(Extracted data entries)
· · · ·

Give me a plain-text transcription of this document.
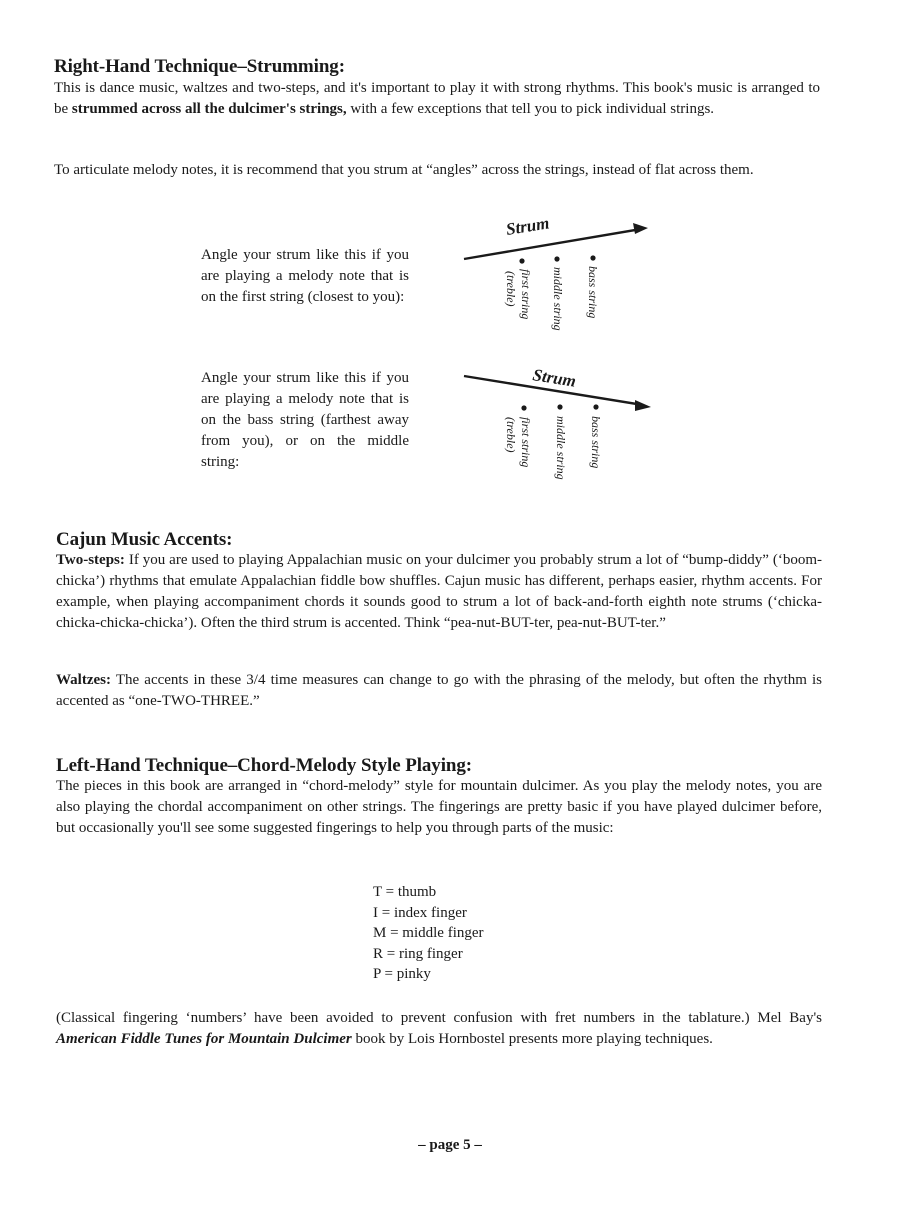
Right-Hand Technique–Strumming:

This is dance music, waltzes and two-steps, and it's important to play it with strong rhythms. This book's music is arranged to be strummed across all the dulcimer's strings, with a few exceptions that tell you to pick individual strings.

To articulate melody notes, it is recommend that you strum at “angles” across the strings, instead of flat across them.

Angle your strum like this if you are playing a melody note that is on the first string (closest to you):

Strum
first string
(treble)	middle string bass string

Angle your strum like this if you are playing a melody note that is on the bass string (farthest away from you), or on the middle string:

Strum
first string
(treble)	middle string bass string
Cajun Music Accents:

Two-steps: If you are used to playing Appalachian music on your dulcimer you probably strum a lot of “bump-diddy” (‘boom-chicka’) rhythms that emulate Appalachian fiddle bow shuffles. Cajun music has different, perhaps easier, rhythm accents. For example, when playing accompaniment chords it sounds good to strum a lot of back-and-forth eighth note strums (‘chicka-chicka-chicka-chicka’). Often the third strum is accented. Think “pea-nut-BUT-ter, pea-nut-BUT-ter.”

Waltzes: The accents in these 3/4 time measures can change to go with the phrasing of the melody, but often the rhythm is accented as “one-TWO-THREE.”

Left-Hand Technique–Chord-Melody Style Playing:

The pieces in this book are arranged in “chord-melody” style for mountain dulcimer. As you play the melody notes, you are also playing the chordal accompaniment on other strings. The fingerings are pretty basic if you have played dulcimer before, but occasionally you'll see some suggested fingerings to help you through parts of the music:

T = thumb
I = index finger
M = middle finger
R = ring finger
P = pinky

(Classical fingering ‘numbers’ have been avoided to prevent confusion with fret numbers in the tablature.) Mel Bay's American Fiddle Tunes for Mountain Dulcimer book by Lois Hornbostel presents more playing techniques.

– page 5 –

· · · ·

EXERCISE DIRECTIONS: Repeat the data exactly, dropping every picture it holds.

EXERCISE SOLUTION:
Give me a plain-text transcription of this document.
Right-Hand Technique–Strumming:

This is dance music, waltzes and two-steps, and it's important to play it with strong rhythms. This book's music is arranged to be strummed across all the dulcimer's strings, with a few exceptions that tell you to pick individual strings.

To articulate melody notes, it is recommend that you strum at “angles” across the strings, instead of flat across them.

Angle your strum like this if you are playing a melody note that is on the first string (closest to you):

Strum
first string
(treble)	middle string bass string

Angle your strum like this if you are playing a melody note that is on the bass string (farthest away from you), or on the middle string:

Strum
first string
(treble)	middle string bass string
Cajun Music Accents:

Two-steps: If you are used to playing Appalachian music on your dulcimer you probably strum a lot of “bump-diddy” (‘boom-chicka’) rhythms that emulate Appalachian fiddle bow shuffles. Cajun music has different, perhaps easier, rhythm accents. For example, when playing accompaniment chords it sounds good to strum a lot of back-and-forth eighth note strums (‘chicka-chicka-chicka-chicka’). Often the third strum is accented. Think “pea-nut-BUT-ter, pea-nut-BUT-ter.”

Waltzes: The accents in these 3/4 time measures can change to go with the phrasing of the melody, but often the rhythm is accented as “one-TWO-THREE.”

Left-Hand Technique–Chord-Melody Style Playing:

The pieces in this book are arranged in “chord-melody” style for mountain dulcimer. As you play the melody notes, you are also playing the chordal accompaniment on other strings. The fingerings are pretty basic if you have played dulcimer before, but occasionally you'll see some suggested fingerings to help you through parts of the music:

T = thumb
I = index finger
M = middle finger
R = ring finger
P = pinky

(Classical fingering ‘numbers’ have been avoided to prevent confusion with fret numbers in the tablature.) Mel Bay's American Fiddle Tunes for Mountain Dulcimer book by Lois Hornbostel presents more playing techniques.

– page 5 –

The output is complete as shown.